Exercise requirements: Only the number is wanted: tally the lines below that contain the word "power".

Listed entries:
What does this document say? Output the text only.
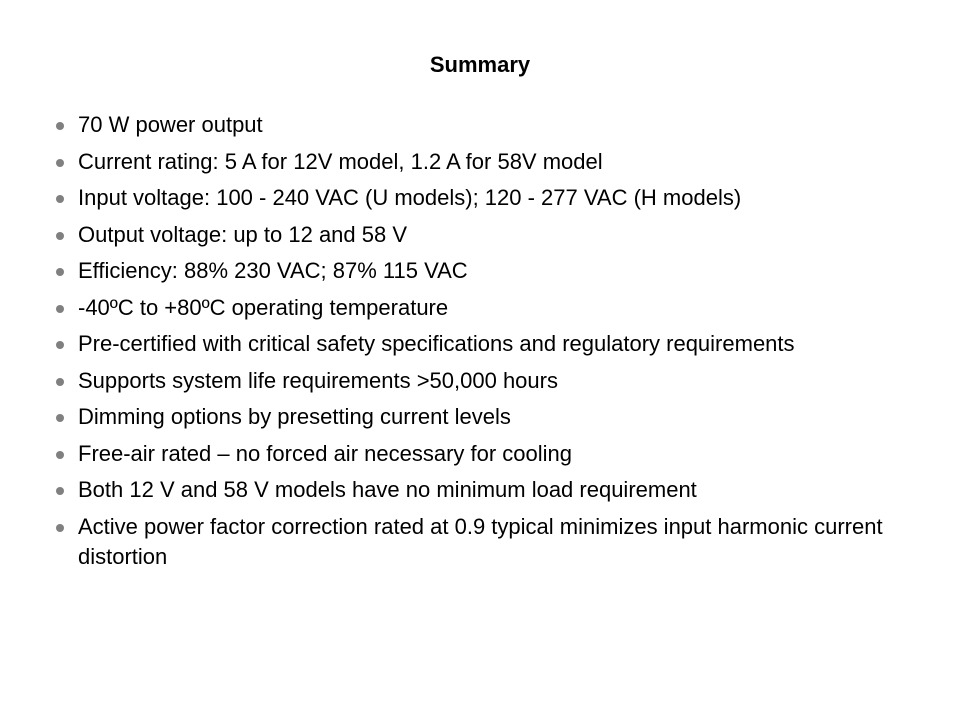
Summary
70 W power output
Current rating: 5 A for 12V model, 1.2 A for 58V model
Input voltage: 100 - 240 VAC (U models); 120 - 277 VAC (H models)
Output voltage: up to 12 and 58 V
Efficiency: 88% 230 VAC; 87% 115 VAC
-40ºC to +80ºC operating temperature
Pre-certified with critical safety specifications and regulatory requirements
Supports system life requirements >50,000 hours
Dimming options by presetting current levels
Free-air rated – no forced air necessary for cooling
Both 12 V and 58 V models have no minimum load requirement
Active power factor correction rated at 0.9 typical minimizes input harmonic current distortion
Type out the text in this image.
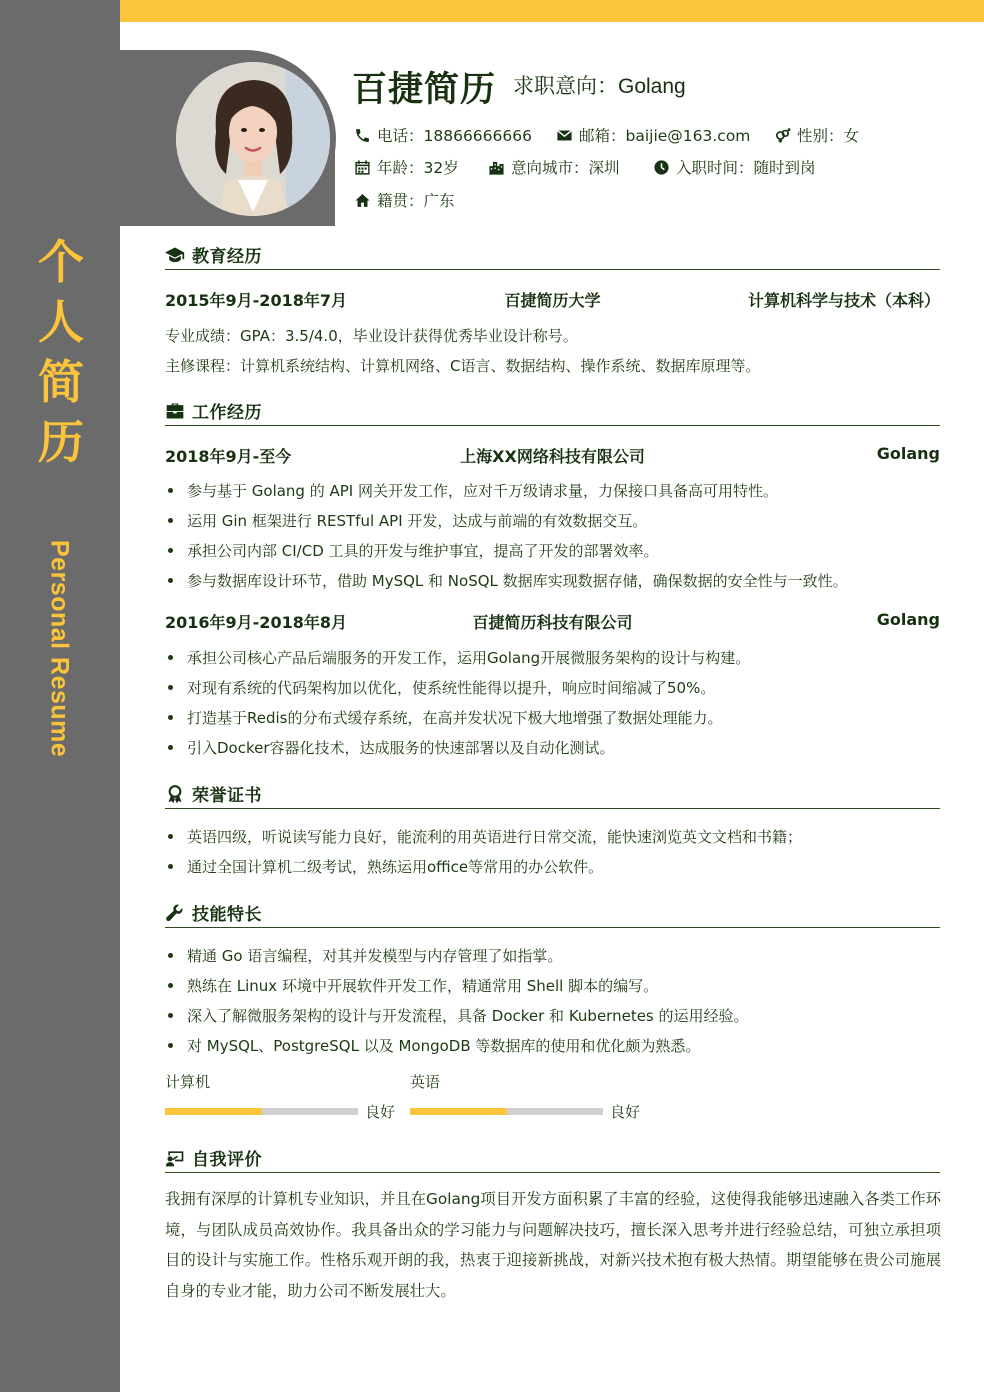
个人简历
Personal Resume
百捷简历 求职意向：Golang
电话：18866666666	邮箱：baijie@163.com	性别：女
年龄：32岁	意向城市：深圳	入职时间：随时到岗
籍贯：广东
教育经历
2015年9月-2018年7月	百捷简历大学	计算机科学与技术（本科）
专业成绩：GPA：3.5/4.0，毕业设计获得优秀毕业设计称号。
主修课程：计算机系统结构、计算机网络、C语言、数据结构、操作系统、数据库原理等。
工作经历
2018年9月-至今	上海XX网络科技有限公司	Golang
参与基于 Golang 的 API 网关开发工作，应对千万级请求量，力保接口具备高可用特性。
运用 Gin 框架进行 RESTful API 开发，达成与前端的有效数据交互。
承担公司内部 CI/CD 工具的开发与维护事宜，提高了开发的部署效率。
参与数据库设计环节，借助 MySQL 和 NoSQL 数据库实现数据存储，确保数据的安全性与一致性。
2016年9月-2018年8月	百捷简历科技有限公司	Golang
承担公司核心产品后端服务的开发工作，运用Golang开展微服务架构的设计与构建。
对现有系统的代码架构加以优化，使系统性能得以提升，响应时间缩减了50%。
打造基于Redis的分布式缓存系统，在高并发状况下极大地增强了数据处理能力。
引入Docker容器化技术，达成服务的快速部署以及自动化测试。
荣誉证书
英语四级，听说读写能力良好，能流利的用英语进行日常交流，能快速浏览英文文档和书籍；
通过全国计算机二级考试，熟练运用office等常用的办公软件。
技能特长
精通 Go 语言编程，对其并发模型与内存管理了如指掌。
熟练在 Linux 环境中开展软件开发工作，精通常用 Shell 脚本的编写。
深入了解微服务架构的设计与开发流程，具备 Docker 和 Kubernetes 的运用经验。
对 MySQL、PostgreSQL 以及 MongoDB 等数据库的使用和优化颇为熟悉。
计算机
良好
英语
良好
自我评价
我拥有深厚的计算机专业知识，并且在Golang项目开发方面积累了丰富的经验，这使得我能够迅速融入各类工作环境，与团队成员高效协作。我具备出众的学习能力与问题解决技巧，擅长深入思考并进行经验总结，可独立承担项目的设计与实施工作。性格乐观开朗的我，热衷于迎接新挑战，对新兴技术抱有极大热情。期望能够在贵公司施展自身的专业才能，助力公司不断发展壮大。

Completed task: 2